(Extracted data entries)
----

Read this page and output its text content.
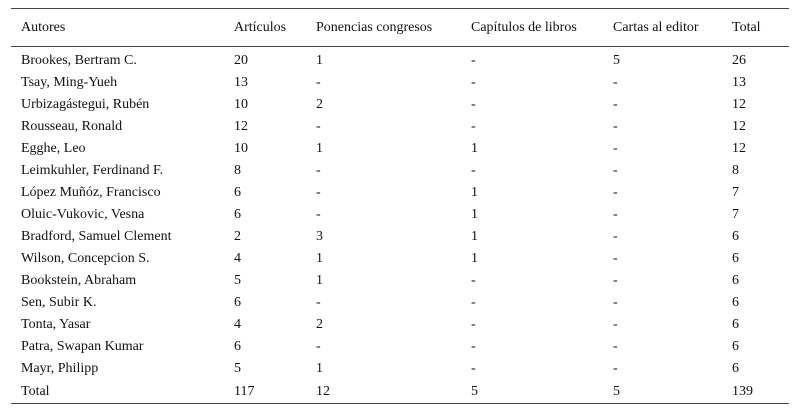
Autores	Artículos	Ponencias congresos	Capítulos de libros	Cartas al editor	Total
Brookes, Bertram C.	20	1	-	5	26
Tsay, Ming-Yueh	13	-	-	-	13
Urbizagástegui, Rubén	10	2	-	-	12
Rousseau, Ronald	12	-	-	-	12
Egghe, Leo	10	1	1	-	12
Leimkuhler, Ferdinand F.	8	-	-	-	8
López Muñóz, Francisco	6	-	1	-	7
Oluic-Vukovic, Vesna	6	-	1	-	7
Bradford, Samuel Clement	2	3	1	-	6
Wilson, Concepcion S.	4	1	1	-	6
Bookstein, Abraham	5	1	-	-	6
Sen, Subir K.	6	-	-	-	6
Tonta, Yasar	4	2	-	-	6
Patra, Swapan Kumar	6	-	-	-	6
Mayr, Philipp	5	1	-	-	6
Total	117	12	5	5	139
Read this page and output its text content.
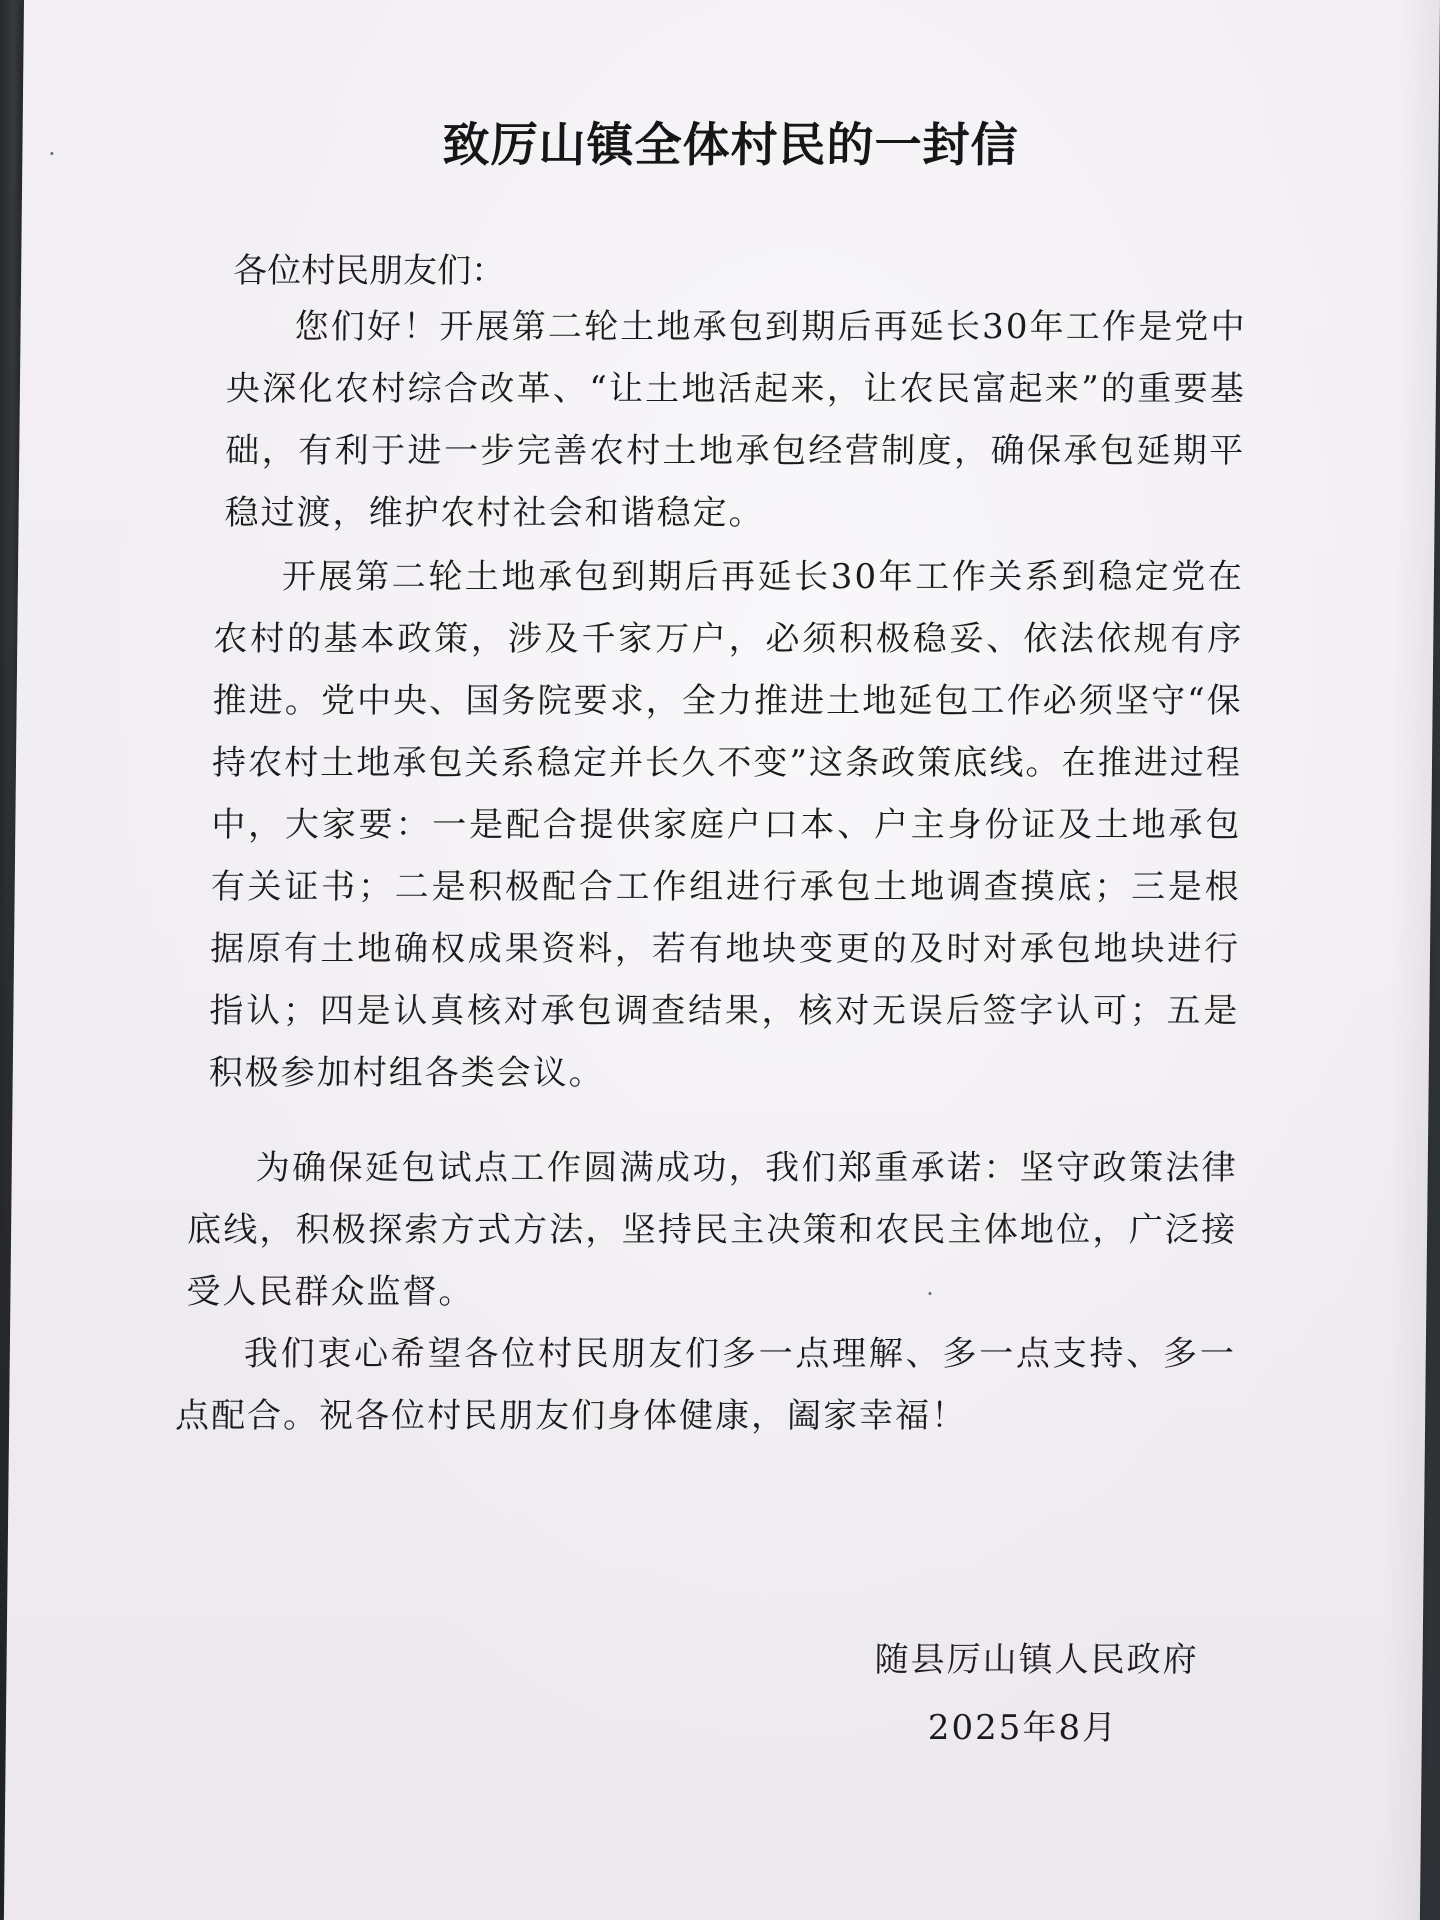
致厉山镇全体村民的一封信

各位村民朋友们：

您们好！开展第二轮土地承包到期后再延长30年工作是党中央深化农村综合改革、“让土地活起来，让农民富起来”的重要基础，有利于进一步完善农村土地承包经营制度，确保承包延期平稳过渡，维护农村社会和谐稳定。

开展第二轮土地承包到期后再延长30年工作关系到稳定党在农村的基本政策，涉及千家万户，必须积极稳妥、依法依规有序推进。党中央、国务院要求，全力推进土地延包工作必须坚守“保持农村土地承包关系稳定并长久不变”这条政策底线。在推进过程中，大家要：一是配合提供家庭户口本、户主身份证及土地承包有关证书；二是积极配合工作组进行承包土地调查摸底；三是根据原有土地确权成果资料，若有地块变更的及时对承包地块进行指认；四是认真核对承包调查结果，核对无误后签字认可；五是积极参加村组各类会议。

为确保延包试点工作圆满成功，我们郑重承诺：坚守政策法律底线，积极探索方式方法，坚持民主决策和农民主体地位，广泛接受人民群众监督。

我们衷心希望各位村民朋友们多一点理解、多一点支持、多一点配合。祝各位村民朋友们身体健康，阖家幸福！

随县厉山镇人民政府

2025年8月
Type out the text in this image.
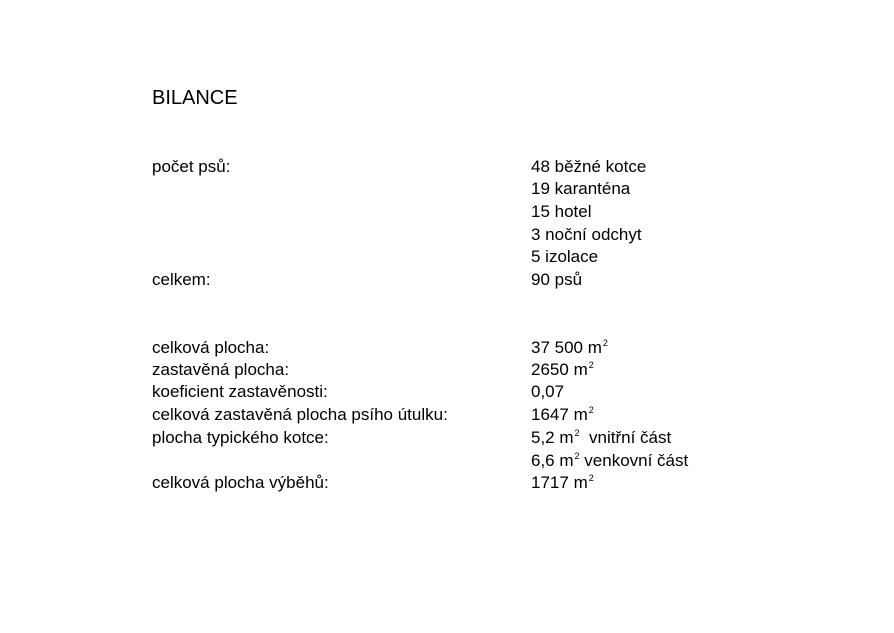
BILANCE
počet psů:	48 běžné kotce
19 karanténa
15 hotel
3 noční odchyt
5 izolace
celkem:	90 psů
celková plocha:	37 500 $m^2$
zastavěná plocha:	2650 $m^2$
koeficient zastavěnosti:	0,07
celková zastavěná plocha psího útulku:	1647 $m^2$
plocha typického kotce:	5,2 $m^2$ vnitřní část
6,6 $m^2$ venkovní část
celková plocha výběhů:	1717 $m^2$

----

Transcribe each entry above exactly, apart from the pictures.

> _Exercise solution_
Read this page and output its text content.
Autores	Artículos	Ponencias congresos	Capítulos de libros	Cartas al editor	Total
Brookes, Bertram C.	20	1	-	5	26
Tsay, Ming-Yueh	13	-	-	-	13
Urbizagástegui, Rubén	10	2	-	-	12
Rousseau, Ronald	12	-	-	-	12
Egghe, Leo	10	1	1	-	12
Leimkuhler, Ferdinand F.	8	-	-	-	8
López Muñóz, Francisco	6	-	1	-	7
Oluic-Vukovic, Vesna	6	-	1	-	7
Bradford, Samuel Clement	2	3	1	-	6
Wilson, Concepcion S.	4	1	1	-	6
Bookstein, Abraham	5	1	-	-	6
Sen, Subir K.	6	-	-	-	6
Tonta, Yasar	4	2	-	-	6
Patra, Swapan Kumar	6	-	-	-	6
Mayr, Philipp	5	1	-	-	6
Total	117	12	5	5	139
Read this page and output its text content.
致厉山镇全体村民的一封信

各位村民朋友们：

您们好！开展第二轮土地承包到期后再延长30年工作是党中央深化农村综合改革、“让土地活起来，让农民富起来”的重要基础，有利于进一步完善农村土地承包经营制度，确保承包延期平稳过渡，维护农村社会和谐稳定。

开展第二轮土地承包到期后再延长30年工作关系到稳定党在农村的基本政策，涉及千家万户，必须积极稳妥、依法依规有序推进。党中央、国务院要求，全力推进土地延包工作必须坚守“保持农村土地承包关系稳定并长久不变”这条政策底线。在推进过程中，大家要：一是配合提供家庭户口本、户主身份证及土地承包有关证书；二是积极配合工作组进行承包土地调查摸底；三是根据原有土地确权成果资料，若有地块变更的及时对承包地块进行指认；四是认真核对承包调查结果，核对无误后签字认可；五是积极参加村组各类会议。

为确保延包试点工作圆满成功，我们郑重承诺：坚守政策法律底线，积极探索方式方法，坚持民主决策和农民主体地位，广泛接受人民群众监督。

我们衷心希望各位村民朋友们多一点理解、多一点支持、多一点配合。祝各位村民朋友们身体健康，阖家幸福！

随县厉山镇人民政府

2025年8月
Type out the text in this image.
BILANCE
počet psů:	48 běžné kotce
19 karanténa
15 hotel
3 noční odchyt
5 izolace
celkem:	90 psů
celková plocha:	37 500 $m^2$
zastavěná plocha:	2650 $m^2$
koeficient zastavěnosti:	0,07
celková zastavěná plocha psího útulku:	1647 $m^2$
plocha typického kotce:	5,2 $m^2$ vnitřní část
6,6 $m^2$ venkovní část
celková plocha výběhů:	1717 $m^2$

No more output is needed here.